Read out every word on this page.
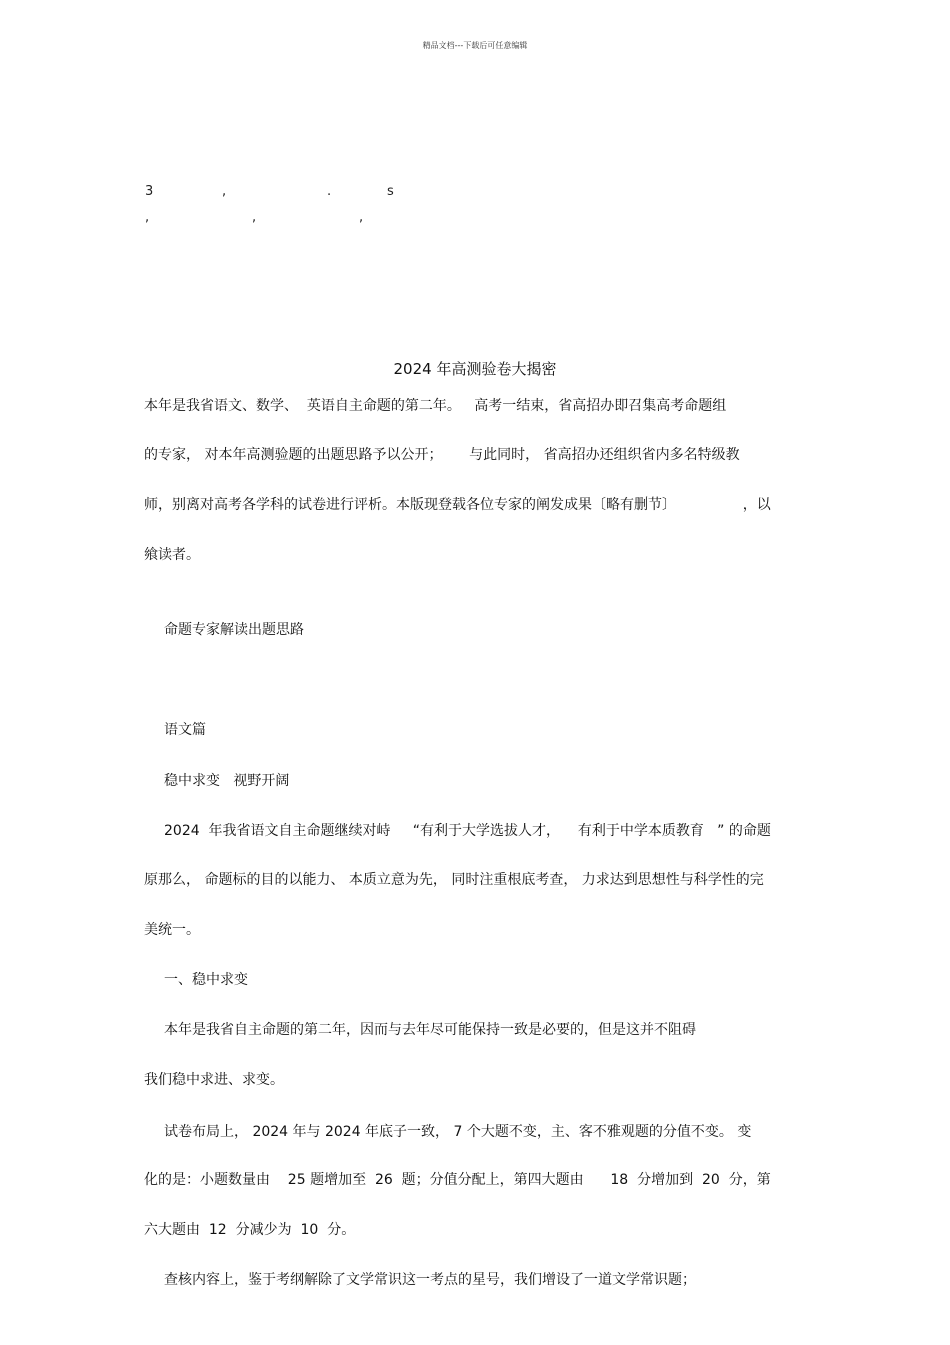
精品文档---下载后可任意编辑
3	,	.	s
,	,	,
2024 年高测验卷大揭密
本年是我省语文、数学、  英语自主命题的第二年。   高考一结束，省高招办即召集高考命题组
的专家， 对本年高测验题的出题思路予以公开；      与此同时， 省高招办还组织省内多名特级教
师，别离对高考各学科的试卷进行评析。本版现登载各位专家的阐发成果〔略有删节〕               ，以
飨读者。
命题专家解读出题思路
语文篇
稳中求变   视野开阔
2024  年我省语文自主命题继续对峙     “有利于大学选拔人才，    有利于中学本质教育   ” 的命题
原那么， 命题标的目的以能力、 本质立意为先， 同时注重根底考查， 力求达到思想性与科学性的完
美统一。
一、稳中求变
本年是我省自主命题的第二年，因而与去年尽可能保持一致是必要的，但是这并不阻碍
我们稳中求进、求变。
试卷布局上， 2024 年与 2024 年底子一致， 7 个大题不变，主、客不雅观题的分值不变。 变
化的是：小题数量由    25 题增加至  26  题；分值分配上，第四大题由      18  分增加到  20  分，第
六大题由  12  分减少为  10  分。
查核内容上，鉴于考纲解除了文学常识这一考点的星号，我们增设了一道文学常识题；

--

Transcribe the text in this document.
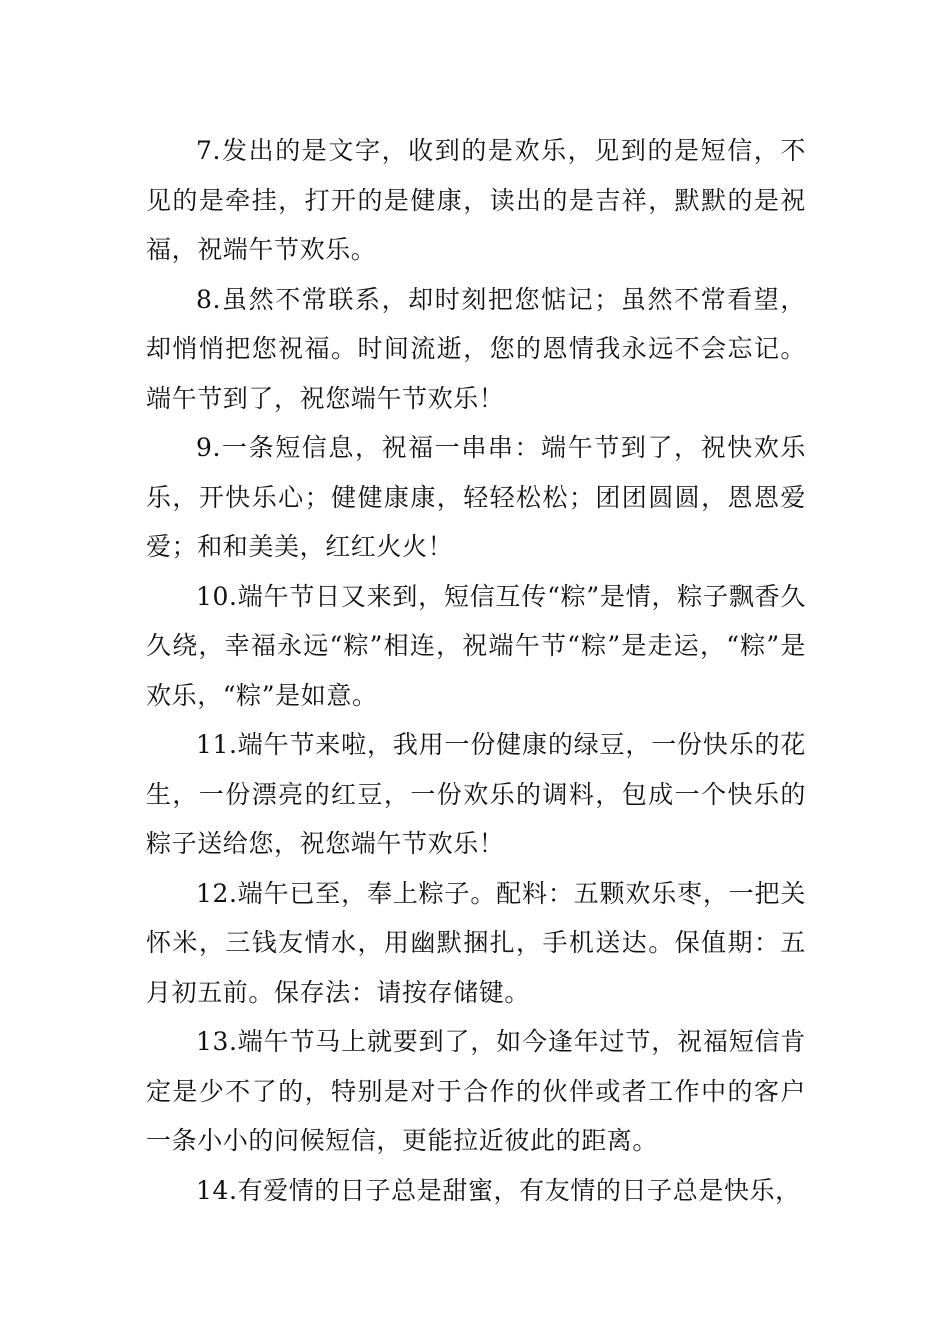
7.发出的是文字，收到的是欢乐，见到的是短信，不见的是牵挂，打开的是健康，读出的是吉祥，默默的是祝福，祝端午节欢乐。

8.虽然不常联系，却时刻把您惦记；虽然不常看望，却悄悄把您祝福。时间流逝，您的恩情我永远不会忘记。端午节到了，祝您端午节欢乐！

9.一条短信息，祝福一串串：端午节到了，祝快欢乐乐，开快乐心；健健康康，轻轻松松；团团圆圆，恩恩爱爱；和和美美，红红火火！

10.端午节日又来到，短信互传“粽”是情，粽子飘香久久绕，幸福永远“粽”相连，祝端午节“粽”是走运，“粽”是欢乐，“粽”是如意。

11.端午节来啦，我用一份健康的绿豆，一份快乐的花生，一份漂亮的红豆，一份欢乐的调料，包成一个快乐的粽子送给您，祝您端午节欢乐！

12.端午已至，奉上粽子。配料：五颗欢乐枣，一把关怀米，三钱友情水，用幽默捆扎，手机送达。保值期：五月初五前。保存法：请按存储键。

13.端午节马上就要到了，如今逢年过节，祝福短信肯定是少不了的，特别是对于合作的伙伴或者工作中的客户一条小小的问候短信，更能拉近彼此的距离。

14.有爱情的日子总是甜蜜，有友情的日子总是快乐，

- REQUIRED WORK -
Give the number of lines where the string "端午节到了" occurs, without any further text.

- REPLY -
2